• **ENUNCIADO**
Retoma el texto en memoria de Marina Moncada y continúalo a partir de su última oración.

• **TEXTO FUENTE**
Portada de antigua versión de Revista Libre Pensamiento

viernes, 27 de mayo de 2011

MARINA MONCADA IN MEMORIAM

MARINA MONCADA* IN MEMORIAM

 David B. Muñiz  
  

“Mi casa es tu casa”, me contestaba dulcemente al agradecerle sus muchas atenciones que me ofrecía cuando visitaba su hogar en busca de su esposo, mi amigo de muchos años Gustavo Moncada, ya fuera para jugar al ajedrez o ir a trabajar juntos en aquellas noches largas de fin de semana cuando nos tocaba vigilar y guardar clubes nocturnos en el área de Los Ángeles. Así era esa dama tan especial llamada Marina Moncada, que hacía una realidad el sentirnos en la de ella como en nuestra propia morada. “No podrán irse sin cenar” nos decía con aquella dulzura que emanaba de sus labios como fresca brisa de primavera, como si unas rosas al abrirse nos dieran sus últimos perfumes. Diligente como una laboriosa abeja, se movía silenciosa sin quejarse jamás, como una silueta fúlgida que al empezar el día lo iluminara todo, como una flor que se abriera en esplendor para saludar la aurora, y ferviente religiosa como su esposo, nos hacía el signo de la cruz al despedirnos como rogando a los cielos por nuestra seguridad en aquellas noches llenas de peligro.  

 

 ¡Cómo la recuerdo! Cómo echo de menos sus sonrisas cuando me aparecía por su casa en Los Ángeles, Miami o en esta misma ciudad de San José, para saludarlos y conversar un rato con el amigo de siempre. Y ella con ese corazón igual a un nidal de cosas exquisitas y agradables nos invitaba a su mesa, a compartir con ellos el bendito pan que da Dios y que nunca faltó en su mesa y que nos daba la impresión de hostias en las manos de una santa, con frases que fluían de sus labios como un ritornelo mágico parecido a un coro de ruiseñores al despuntar el día y que dejaban en sus labios las huellas de unos lirios como pájaros revoloteando en su sonrisa.  Con un abrazo nos despedía siempre y al hacerlo, sentíamos como si mil pétalos de azucenas se abriesen en esplendor a la luz de las auroras, diáfanas en los primeros rayos de la mañana, luminosos como pájaros de ensueño.

• **INFORMACIÓN MOSTRADA**

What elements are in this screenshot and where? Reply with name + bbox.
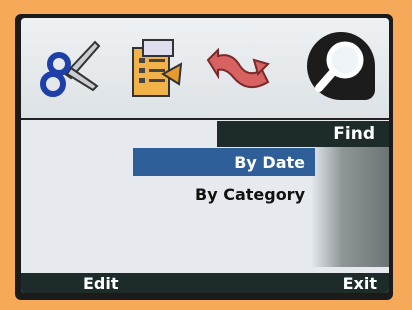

• **RESULTADO DEL EJERCICIO**
Pero ella ya no está con nosotros. El sol de su existencia se ha escurrido de repente en su horizonte, en ese desgranar de las horas que transitan lentas al compás del sonido de algún campanario lejano, anunciando el camino hacia la eternidad, a ese mundo lleno de silencios.                                                                                        

 

Es en la vejez, en esta etapa crítica de la vida, cuando la mujer adquiere mayor prestigio a nuestros ojos y es en estos dolorosos días cuando la figura de esta inolvidable dama se agiganta ante nosotros con el recuerdo de su bondad infinita, que reflejaban la grandeza de su alma como a través de una lámpara de alabastro, como la nieve en las mañanas de invierno que envuelven con su blancura la misma blancura de los lirios, como una luna de otoño iluminando el camino a un coro de estrellas.    

 

Doña Marina Moncada, viuda, madre, abuela y amiga incomparable no está ya con nosotros.  Desde un hogar en La Florida, recibió la llamada del Dios Omnipotente para que acudiera a su lado y ante nuestra tristeza infinita, su vida se fue alejando, en un como crepúsculo opaco, como una flor de otoño que se disuelve lentamente sobre la majestad de una noche en plenilunio, como un lirio florecido en tristeza, en la calma misteriosa, en el final de su existencia, como el canto melancólico de ruiseñores en un desolado jardín que palidece en las sombras.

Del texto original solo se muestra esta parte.